# WORK INSTRUCTIONS
Take all the material and copy it exactly.

# INPUT
————————

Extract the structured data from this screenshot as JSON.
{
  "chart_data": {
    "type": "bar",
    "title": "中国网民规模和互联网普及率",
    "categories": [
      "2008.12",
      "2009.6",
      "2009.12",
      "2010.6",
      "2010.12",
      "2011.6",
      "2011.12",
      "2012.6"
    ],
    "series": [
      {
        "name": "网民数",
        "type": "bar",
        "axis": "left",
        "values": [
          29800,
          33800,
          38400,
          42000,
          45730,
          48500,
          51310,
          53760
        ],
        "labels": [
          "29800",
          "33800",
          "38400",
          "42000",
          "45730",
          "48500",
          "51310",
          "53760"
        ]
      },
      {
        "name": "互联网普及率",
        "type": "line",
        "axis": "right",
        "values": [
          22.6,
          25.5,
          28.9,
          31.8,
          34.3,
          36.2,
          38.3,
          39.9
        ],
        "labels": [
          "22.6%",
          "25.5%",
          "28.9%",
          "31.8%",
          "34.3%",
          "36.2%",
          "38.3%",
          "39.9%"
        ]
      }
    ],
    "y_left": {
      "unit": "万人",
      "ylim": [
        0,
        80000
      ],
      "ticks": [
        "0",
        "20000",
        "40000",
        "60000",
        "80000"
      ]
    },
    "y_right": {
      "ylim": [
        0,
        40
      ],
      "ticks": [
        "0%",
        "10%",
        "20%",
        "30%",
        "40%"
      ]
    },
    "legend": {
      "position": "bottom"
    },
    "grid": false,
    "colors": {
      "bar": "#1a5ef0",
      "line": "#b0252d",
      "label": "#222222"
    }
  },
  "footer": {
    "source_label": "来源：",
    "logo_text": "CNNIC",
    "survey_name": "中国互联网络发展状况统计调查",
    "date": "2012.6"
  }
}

————————

# PROBLEM SOLUTION
Extract the structured data from this screenshot as JSON.
{
  "chart_data": {
    "type": "bar",
    "title": "中国网民规模和互联网普及率",
    "categories": [
      "2008.12",
      "2009.6",
      "2009.12",
      "2010.6",
      "2010.12",
      "2011.6",
      "2011.12",
      "2012.6"
    ],
    "series": [
      {
        "name": "网民数",
        "type": "bar",
        "axis": "left",
        "values": [
          29800,
          33800,
          38400,
          42000,
          45730,
          48500,
          51310,
          53760
        ],
        "labels": [
          "29800",
          "33800",
          "38400",
          "42000",
          "45730",
          "48500",
          "51310",
          "53760"
        ]
      },
      {
        "name": "互联网普及率",
        "type": "line",
        "axis": "right",
        "values": [
          22.6,
          25.5,
          28.9,
          31.8,
          34.3,
          36.2,
          38.3,
          39.9
        ],
        "labels": [
          "22.6%",
          "25.5%",
          "28.9%",
          "31.8%",
          "34.3%",
          "36.2%",
          "38.3%",
          "39.9%"
        ]
      }
    ],
    "y_left": {
      "unit": "万人",
      "ylim": [
        0,
        80000
      ],
      "ticks": [
        "0",
        "20000",
        "40000",
        "60000",
        "80000"
      ]
    },
    "y_right": {
      "ylim": [
        0,
        40
      ],
      "ticks": [
        "0%",
        "10%",
        "20%",
        "30%",
        "40%"
      ]
    },
    "legend": {
      "position": "bottom"
    },
    "grid": false,
    "colors": {
      "bar": "#1a5ef0",
      "line": "#b0252d",
      "label": "#222222"
    }
  },
  "footer": {
    "source_label": "来源：",
    "logo_text": "CNNIC",
    "survey_name": "中国互联网络发展状况统计调查",
    "date": "2012.6"
  }
}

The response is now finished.